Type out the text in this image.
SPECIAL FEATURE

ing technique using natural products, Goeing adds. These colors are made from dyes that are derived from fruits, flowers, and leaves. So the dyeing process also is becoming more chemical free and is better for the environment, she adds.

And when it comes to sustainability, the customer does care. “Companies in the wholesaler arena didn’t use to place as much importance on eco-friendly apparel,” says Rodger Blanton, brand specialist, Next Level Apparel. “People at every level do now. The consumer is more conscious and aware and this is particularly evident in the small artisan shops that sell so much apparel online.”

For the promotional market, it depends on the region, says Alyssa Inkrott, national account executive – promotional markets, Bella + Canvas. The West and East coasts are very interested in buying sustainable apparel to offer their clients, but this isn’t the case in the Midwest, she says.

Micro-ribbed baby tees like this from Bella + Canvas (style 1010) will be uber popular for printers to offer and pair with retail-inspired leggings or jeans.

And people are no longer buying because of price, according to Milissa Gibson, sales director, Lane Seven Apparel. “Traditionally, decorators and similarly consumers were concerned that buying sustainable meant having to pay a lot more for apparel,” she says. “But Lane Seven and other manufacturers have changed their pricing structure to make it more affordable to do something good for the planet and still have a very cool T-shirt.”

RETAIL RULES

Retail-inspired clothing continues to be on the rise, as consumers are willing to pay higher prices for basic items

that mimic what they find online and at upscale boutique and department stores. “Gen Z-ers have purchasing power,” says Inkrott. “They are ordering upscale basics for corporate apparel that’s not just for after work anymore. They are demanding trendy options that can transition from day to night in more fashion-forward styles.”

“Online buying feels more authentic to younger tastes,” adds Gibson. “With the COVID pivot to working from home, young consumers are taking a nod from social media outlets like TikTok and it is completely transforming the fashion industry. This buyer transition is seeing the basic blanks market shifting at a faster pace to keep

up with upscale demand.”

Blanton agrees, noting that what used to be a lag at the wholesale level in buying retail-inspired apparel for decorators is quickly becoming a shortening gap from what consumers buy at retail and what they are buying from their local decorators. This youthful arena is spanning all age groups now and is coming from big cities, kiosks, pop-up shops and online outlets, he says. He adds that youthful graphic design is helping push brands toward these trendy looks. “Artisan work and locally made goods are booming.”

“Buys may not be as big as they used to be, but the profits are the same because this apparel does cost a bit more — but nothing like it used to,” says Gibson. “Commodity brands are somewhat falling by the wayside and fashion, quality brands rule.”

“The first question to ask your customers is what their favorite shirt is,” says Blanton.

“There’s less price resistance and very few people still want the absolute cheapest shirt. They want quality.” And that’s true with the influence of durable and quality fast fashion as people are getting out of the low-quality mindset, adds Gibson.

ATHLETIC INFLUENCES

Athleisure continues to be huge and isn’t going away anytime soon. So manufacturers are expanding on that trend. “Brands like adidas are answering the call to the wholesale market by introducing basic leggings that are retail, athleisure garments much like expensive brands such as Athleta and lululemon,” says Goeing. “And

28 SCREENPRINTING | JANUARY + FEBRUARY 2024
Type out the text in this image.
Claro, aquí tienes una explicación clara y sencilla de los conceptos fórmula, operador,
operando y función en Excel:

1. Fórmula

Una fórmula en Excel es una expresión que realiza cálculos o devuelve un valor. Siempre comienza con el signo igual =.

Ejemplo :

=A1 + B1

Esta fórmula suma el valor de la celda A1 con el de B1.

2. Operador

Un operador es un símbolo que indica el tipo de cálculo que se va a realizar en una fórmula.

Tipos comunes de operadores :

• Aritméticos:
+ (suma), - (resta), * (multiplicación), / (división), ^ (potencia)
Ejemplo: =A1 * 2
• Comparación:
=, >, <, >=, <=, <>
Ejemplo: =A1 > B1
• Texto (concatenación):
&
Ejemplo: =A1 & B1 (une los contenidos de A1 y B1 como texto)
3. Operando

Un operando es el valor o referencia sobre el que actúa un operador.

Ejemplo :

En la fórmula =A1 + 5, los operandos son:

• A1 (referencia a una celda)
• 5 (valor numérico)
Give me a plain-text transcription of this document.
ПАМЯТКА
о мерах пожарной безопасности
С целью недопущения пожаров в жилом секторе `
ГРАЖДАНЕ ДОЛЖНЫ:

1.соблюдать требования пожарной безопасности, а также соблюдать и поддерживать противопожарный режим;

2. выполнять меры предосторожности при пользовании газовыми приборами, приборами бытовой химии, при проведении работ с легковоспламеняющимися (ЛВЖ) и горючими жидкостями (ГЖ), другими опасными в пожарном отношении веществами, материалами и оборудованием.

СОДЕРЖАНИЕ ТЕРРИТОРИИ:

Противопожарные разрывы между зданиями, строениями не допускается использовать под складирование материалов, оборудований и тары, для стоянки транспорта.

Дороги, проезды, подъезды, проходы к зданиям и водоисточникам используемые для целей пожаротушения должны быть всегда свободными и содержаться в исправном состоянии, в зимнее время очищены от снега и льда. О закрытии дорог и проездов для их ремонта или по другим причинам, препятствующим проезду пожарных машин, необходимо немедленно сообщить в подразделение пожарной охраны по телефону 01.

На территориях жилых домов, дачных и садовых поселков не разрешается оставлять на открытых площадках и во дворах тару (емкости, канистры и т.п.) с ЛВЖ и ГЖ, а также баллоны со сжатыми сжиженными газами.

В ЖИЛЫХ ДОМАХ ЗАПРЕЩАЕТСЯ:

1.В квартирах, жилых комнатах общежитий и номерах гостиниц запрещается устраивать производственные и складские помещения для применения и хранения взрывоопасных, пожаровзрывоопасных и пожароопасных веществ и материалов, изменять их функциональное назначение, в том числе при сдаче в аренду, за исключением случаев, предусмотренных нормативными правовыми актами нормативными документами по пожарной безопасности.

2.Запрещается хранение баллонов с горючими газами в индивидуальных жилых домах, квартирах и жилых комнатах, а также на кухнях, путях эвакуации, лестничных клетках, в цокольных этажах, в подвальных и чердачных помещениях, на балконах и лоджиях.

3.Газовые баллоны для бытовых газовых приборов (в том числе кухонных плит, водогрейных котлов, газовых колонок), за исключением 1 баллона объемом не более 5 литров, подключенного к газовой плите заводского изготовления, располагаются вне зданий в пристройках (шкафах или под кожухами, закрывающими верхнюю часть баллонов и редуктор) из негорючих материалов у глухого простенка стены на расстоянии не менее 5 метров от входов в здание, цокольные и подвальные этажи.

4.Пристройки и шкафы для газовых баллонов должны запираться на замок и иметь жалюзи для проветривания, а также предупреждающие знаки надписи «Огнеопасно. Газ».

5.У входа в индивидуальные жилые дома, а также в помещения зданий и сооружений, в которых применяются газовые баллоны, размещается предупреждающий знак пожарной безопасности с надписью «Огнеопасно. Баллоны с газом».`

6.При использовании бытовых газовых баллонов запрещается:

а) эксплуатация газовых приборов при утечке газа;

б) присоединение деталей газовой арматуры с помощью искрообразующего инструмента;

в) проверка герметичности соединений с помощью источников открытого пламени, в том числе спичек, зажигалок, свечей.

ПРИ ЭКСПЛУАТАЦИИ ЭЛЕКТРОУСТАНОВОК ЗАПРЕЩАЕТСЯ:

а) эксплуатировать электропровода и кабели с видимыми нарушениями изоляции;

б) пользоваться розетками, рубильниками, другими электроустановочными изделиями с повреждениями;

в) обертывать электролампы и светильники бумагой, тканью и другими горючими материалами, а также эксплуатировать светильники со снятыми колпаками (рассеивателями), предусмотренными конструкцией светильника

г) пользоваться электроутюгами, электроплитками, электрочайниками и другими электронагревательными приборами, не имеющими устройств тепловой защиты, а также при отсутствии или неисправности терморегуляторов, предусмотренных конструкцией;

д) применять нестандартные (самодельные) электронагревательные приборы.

--- --- ---

◆ Problem details: Repeat every entry exactly, please.

◆ Task result:
Type out the text in this image.
SPECIAL FEATURE

ing technique using natural products, Goeing adds. These colors are made from dyes that are derived from fruits, flowers, and leaves. So the dyeing process also is becoming more chemical free and is better for the environment, she adds.

And when it comes to sustainability, the customer does care. “Companies in the wholesaler arena didn’t use to place as much importance on eco-friendly apparel,” says Rodger Blanton, brand specialist, Next Level Apparel. “People at every level do now. The consumer is more conscious and aware and this is particularly evident in the small artisan shops that sell so much apparel online.”

For the promotional market, it depends on the region, says Alyssa Inkrott, national account executive – promotional markets, Bella + Canvas. The West and East coasts are very interested in buying sustainable apparel to offer their clients, but this isn’t the case in the Midwest, she says.

Micro-ribbed baby tees like this from Bella + Canvas (style 1010) will be uber popular for printers to offer and pair with retail-inspired leggings or jeans.

And people are no longer buying because of price, according to Milissa Gibson, sales director, Lane Seven Apparel. “Traditionally, decorators and similarly consumers were concerned that buying sustainable meant having to pay a lot more for apparel,” she says. “But Lane Seven and other manufacturers have changed their pricing structure to make it more affordable to do something good for the planet and still have a very cool T-shirt.”

RETAIL RULES

Retail-inspired clothing continues to be on the rise, as consumers are willing to pay higher prices for basic items

that mimic what they find online and at upscale boutique and department stores. “Gen Z-ers have purchasing power,” says Inkrott. “They are ordering upscale basics for corporate apparel that’s not just for after work anymore. They are demanding trendy options that can transition from day to night in more fashion-forward styles.”

“Online buying feels more authentic to younger tastes,” adds Gibson. “With the COVID pivot to working from home, young consumers are taking a nod from social media outlets like TikTok and it is completely transforming the fashion industry. This buyer transition is seeing the basic blanks market shifting at a faster pace to keep

up with upscale demand.”

Blanton agrees, noting that what used to be a lag at the wholesale level in buying retail-inspired apparel for decorators is quickly becoming a shortening gap from what consumers buy at retail and what they are buying from their local decorators. This youthful arena is spanning all age groups now and is coming from big cities, kiosks, pop-up shops and online outlets, he says. He adds that youthful graphic design is helping push brands toward these trendy looks. “Artisan work and locally made goods are booming.”

“Buys may not be as big as they used to be, but the profits are the same because this apparel does cost a bit more — but nothing like it used to,” says Gibson. “Commodity brands are somewhat falling by the wayside and fashion, quality brands rule.”

“The first question to ask your customers is what their favorite shirt is,” says Blanton.

“There’s less price resistance and very few people still want the absolute cheapest shirt. They want quality.” And that’s true with the influence of durable and quality fast fashion as people are getting out of the low-quality mindset, adds Gibson.

ATHLETIC INFLUENCES

Athleisure continues to be huge and isn’t going away anytime soon. So manufacturers are expanding on that trend. “Brands like adidas are answering the call to the wholesale market by introducing basic leggings that are retail, athleisure garments much like expensive brands such as Athleta and lululemon,” says Goeing. “And

28 SCREENPRINTING | JANUARY + FEBRUARY 2024
Type out the text in this image.
Claro, aquí tienes una explicación clara y sencilla de los conceptos fórmula, operador,
operando y función en Excel:

1. Fórmula

Una fórmula en Excel es una expresión que realiza cálculos o devuelve un valor. Siempre comienza con el signo igual =.

Ejemplo :

=A1 + B1

Esta fórmula suma el valor de la celda A1 con el de B1.

2. Operador

Un operador es un símbolo que indica el tipo de cálculo que se va a realizar en una fórmula.

Tipos comunes de operadores :

• Aritméticos:
+ (suma), - (resta), * (multiplicación), / (división), ^ (potencia)
Ejemplo: =A1 * 2
• Comparación:
=, >, <, >=, <=, <>
Ejemplo: =A1 > B1
• Texto (concatenación):
&
Ejemplo: =A1 & B1 (une los contenidos de A1 y B1 como texto)
3. Operando

Un operando es el valor o referencia sobre el que actúa un operador.

Ejemplo :

En la fórmula =A1 + 5, los operandos son:

• A1 (referencia a una celda)
• 5 (valor numérico)
Give me a plain-text transcription of this document.
ПАМЯТКА
о мерах пожарной безопасности
С целью недопущения пожаров в жилом секторе `
ГРАЖДАНЕ ДОЛЖНЫ:

1.соблюдать требования пожарной безопасности, а также соблюдать и поддерживать противопожарный режим;

2. выполнять меры предосторожности при пользовании газовыми приборами, приборами бытовой химии, при проведении работ с легковоспламеняющимися (ЛВЖ) и горючими жидкостями (ГЖ), другими опасными в пожарном отношении веществами, материалами и оборудованием.

СОДЕРЖАНИЕ ТЕРРИТОРИИ:

Противопожарные разрывы между зданиями, строениями не допускается использовать под складирование материалов, оборудований и тары, для стоянки транспорта.

Дороги, проезды, подъезды, проходы к зданиям и водоисточникам используемые для целей пожаротушения должны быть всегда свободными и содержаться в исправном состоянии, в зимнее время очищены от снега и льда. О закрытии дорог и проездов для их ремонта или по другим причинам, препятствующим проезду пожарных машин, необходимо немедленно сообщить в подразделение пожарной охраны по телефону 01.

На территориях жилых домов, дачных и садовых поселков не разрешается оставлять на открытых площадках и во дворах тару (емкости, канистры и т.п.) с ЛВЖ и ГЖ, а также баллоны со сжатыми сжиженными газами.

В ЖИЛЫХ ДОМАХ ЗАПРЕЩАЕТСЯ:

1.В квартирах, жилых комнатах общежитий и номерах гостиниц запрещается устраивать производственные и складские помещения для применения и хранения взрывоопасных, пожаровзрывоопасных и пожароопасных веществ и материалов, изменять их функциональное назначение, в том числе при сдаче в аренду, за исключением случаев, предусмотренных нормативными правовыми актами нормативными документами по пожарной безопасности.

2.Запрещается хранение баллонов с горючими газами в индивидуальных жилых домах, квартирах и жилых комнатах, а также на кухнях, путях эвакуации, лестничных клетках, в цокольных этажах, в подвальных и чердачных помещениях, на балконах и лоджиях.

3.Газовые баллоны для бытовых газовых приборов (в том числе кухонных плит, водогрейных котлов, газовых колонок), за исключением 1 баллона объемом не более 5 литров, подключенного к газовой плите заводского изготовления, располагаются вне зданий в пристройках (шкафах или под кожухами, закрывающими верхнюю часть баллонов и редуктор) из негорючих материалов у глухого простенка стены на расстоянии не менее 5 метров от входов в здание, цокольные и подвальные этажи.

4.Пристройки и шкафы для газовых баллонов должны запираться на замок и иметь жалюзи для проветривания, а также предупреждающие знаки надписи «Огнеопасно. Газ».

5.У входа в индивидуальные жилые дома, а также в помещения зданий и сооружений, в которых применяются газовые баллоны, размещается предупреждающий знак пожарной безопасности с надписью «Огнеопасно. Баллоны с газом».`

6.При использовании бытовых газовых баллонов запрещается:

а) эксплуатация газовых приборов при утечке газа;

б) присоединение деталей газовой арматуры с помощью искрообразующего инструмента;

в) проверка герметичности соединений с помощью источников открытого пламени, в том числе спичек, зажигалок, свечей.

ПРИ ЭКСПЛУАТАЦИИ ЭЛЕКТРОУСТАНОВОК ЗАПРЕЩАЕТСЯ:

а) эксплуатировать электропровода и кабели с видимыми нарушениями изоляции;

б) пользоваться розетками, рубильниками, другими электроустановочными изделиями с повреждениями;

в) обертывать электролампы и светильники бумагой, тканью и другими горючими материалами, а также эксплуатировать светильники со снятыми колпаками (рассеивателями), предусмотренными конструкцией светильника

г) пользоваться электроутюгами, электроплитками, электрочайниками и другими электронагревательными приборами, не имеющими устройств тепловой защиты, а также при отсутствии или неисправности терморегуляторов, предусмотренных конструкцией;

д) применять нестандартные (самодельные) электронагревательные приборы.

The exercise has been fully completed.